■ The task ■
Type out all the records word for word. Any pictures are to be left out.

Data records
begin
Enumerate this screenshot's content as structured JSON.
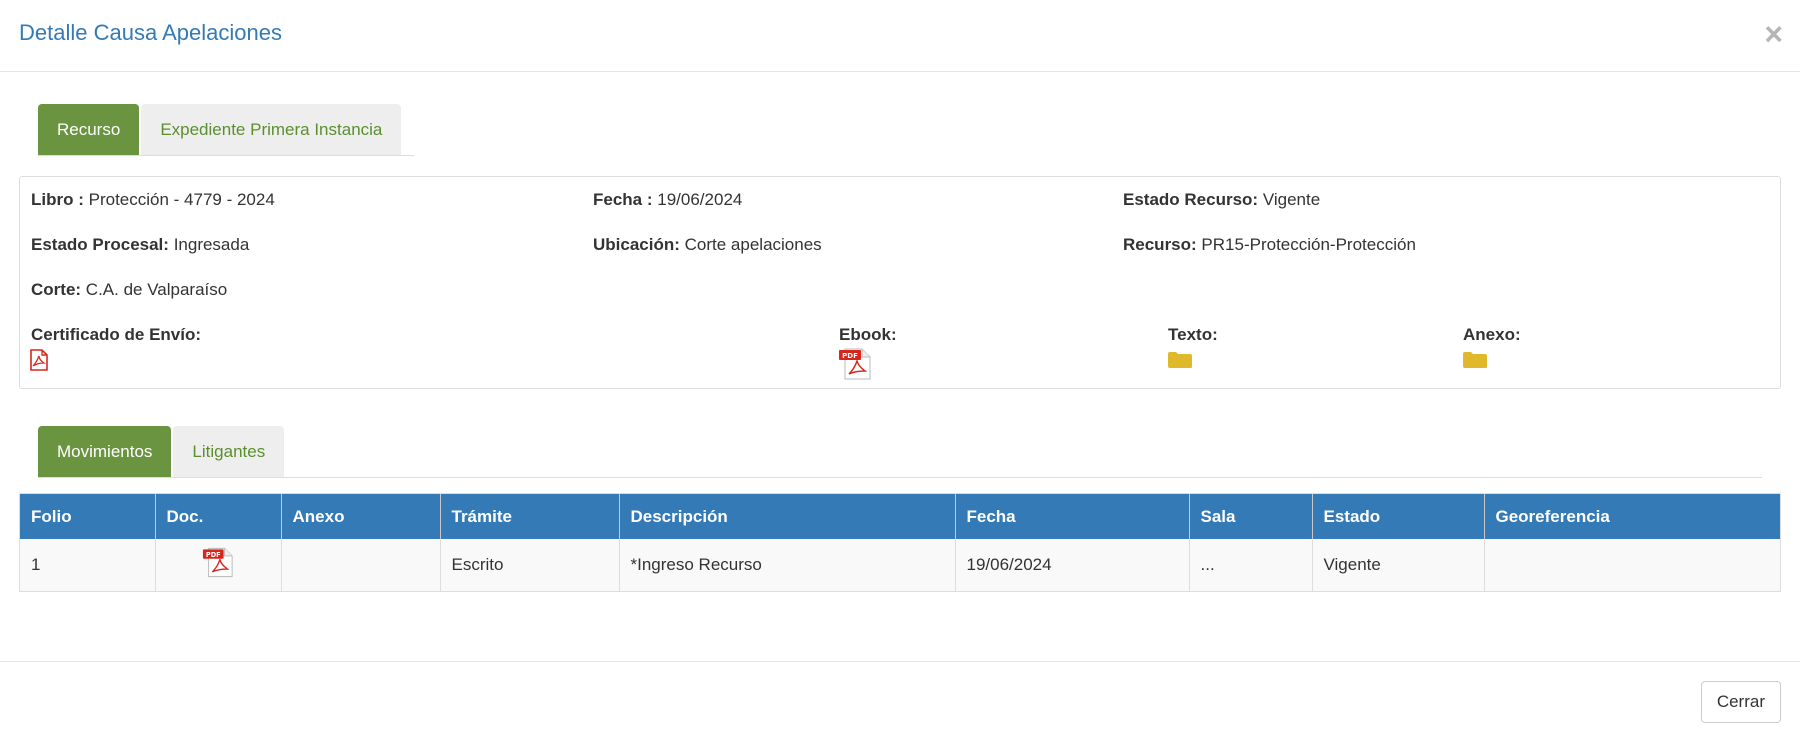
{
  "modal": {
    "title": "Detalle Causa Apelaciones",
    "close_symbol": "×"
  },
  "top_tabs": [
    {
      "label": "Recurso",
      "active": true
    },
    {
      "label": "Expediente Primera Instancia",
      "active": false
    }
  ],
  "recurso": {
    "libro": {
      "label": "Libro :",
      "value": "Protección - 4779 - 2024"
    },
    "fecha": {
      "label": "Fecha :",
      "value": "19/06/2024"
    },
    "estado_recurso": {
      "label": "Estado Recurso:",
      "value": "Vigente"
    },
    "estado_procesal": {
      "label": "Estado Procesal:",
      "value": "Ingresada"
    },
    "ubicacion": {
      "label": "Ubicación:",
      "value": "Corte apelaciones"
    },
    "recurso": {
      "label": "Recurso:",
      "value": "PR15-Protección-Protección"
    },
    "corte": {
      "label": "Corte:",
      "value": "C.A. de Valparaíso"
    },
    "certificado": {
      "label": "Certificado de Envío:",
      "icon": "pdf-outline-icon"
    },
    "ebook": {
      "label": "Ebook:",
      "icon": "pdf-file-icon"
    },
    "texto": {
      "label": "Texto:",
      "icon": "folder-icon"
    },
    "anexo": {
      "label": "Anexo:",
      "icon": "folder-icon"
    }
  },
  "bottom_tabs": [
    {
      "label": "Movimientos",
      "active": true
    },
    {
      "label": "Litigantes",
      "active": false
    }
  ],
  "movimientos": {
    "columns": [
      "Folio",
      "Doc.",
      "Anexo",
      "Trámite",
      "Descripción",
      "Fecha",
      "Sala",
      "Estado",
      "Georeferencia"
    ],
    "rows": [
      {
        "folio": "1",
        "doc_icon": "pdf-file-icon",
        "anexo": "",
        "tramite": "Escrito",
        "descripcion": "*Ingreso Recurso",
        "fecha": "19/06/2024",
        "sala": "...",
        "estado": "Vigente",
        "georeferencia": ""
      }
    ]
  },
  "footer": {
    "close_label": "Cerrar"
  },
  "colors": {
    "title": "#337ab7",
    "tab_active": "#6a9440",
    "tab_inactive_text": "#5b8f2e",
    "table_header": "#337ab7",
    "pdf_red": "#d9261c",
    "folder_yellow": "#e0b92a"
  }
}
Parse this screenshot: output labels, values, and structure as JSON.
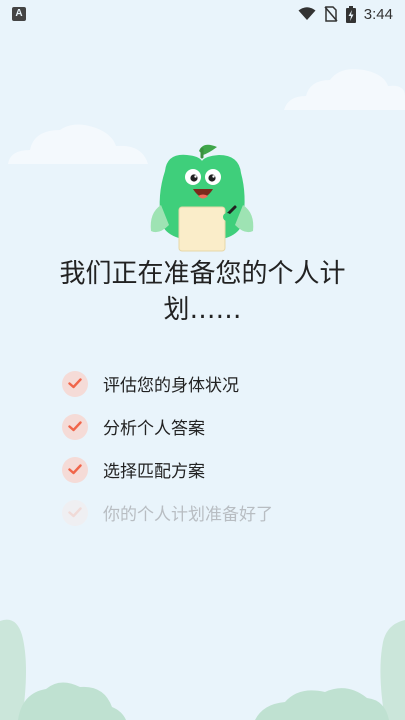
end
■ Answer for this exercise ■
Enumerate this screenshot's content as structured JSON.
{
  "modal": {
    "title": "Detalle Causa Apelaciones",
    "close_symbol": "×"
  },
  "top_tabs": [
    {
      "label": "Recurso",
      "active": true
    },
    {
      "label": "Expediente Primera Instancia",
      "active": false
    }
  ],
  "recurso": {
    "libro": {
      "label": "Libro :",
      "value": "Protección - 4779 - 2024"
    },
    "fecha": {
      "label": "Fecha :",
      "value": "19/06/2024"
    },
    "estado_recurso": {
      "label": "Estado Recurso:",
      "value": "Vigente"
    },
    "estado_procesal": {
      "label": "Estado Procesal:",
      "value": "Ingresada"
    },
    "ubicacion": {
      "label": "Ubicación:",
      "value": "Corte apelaciones"
    },
    "recurso": {
      "label": "Recurso:",
      "value": "PR15-Protección-Protección"
    },
    "corte": {
      "label": "Corte:",
      "value": "C.A. de Valparaíso"
    },
    "certificado": {
      "label": "Certificado de Envío:",
      "icon": "pdf-outline-icon"
    },
    "ebook": {
      "label": "Ebook:",
      "icon": "pdf-file-icon"
    },
    "texto": {
      "label": "Texto:",
      "icon": "folder-icon"
    },
    "anexo": {
      "label": "Anexo:",
      "icon": "folder-icon"
    }
  },
  "bottom_tabs": [
    {
      "label": "Movimientos",
      "active": true
    },
    {
      "label": "Litigantes",
      "active": false
    }
  ],
  "movimientos": {
    "columns": [
      "Folio",
      "Doc.",
      "Anexo",
      "Trámite",
      "Descripción",
      "Fecha",
      "Sala",
      "Estado",
      "Georeferencia"
    ],
    "rows": [
      {
        "folio": "1",
        "doc_icon": "pdf-file-icon",
        "anexo": "",
        "tramite": "Escrito",
        "descripcion": "*Ingreso Recurso",
        "fecha": "19/06/2024",
        "sala": "...",
        "estado": "Vigente",
        "georeferencia": ""
      }
    ]
  },
  "footer": {
    "close_label": "Cerrar"
  },
  "colors": {
    "title": "#337ab7",
    "tab_active": "#6a9440",
    "tab_inactive_text": "#5b8f2e",
    "table_header": "#337ab7",
    "pdf_red": "#d9261c",
    "folder_yellow": "#e0b92a"
  }
}
Parse this screenshot: output labels, values, and structure as JSON.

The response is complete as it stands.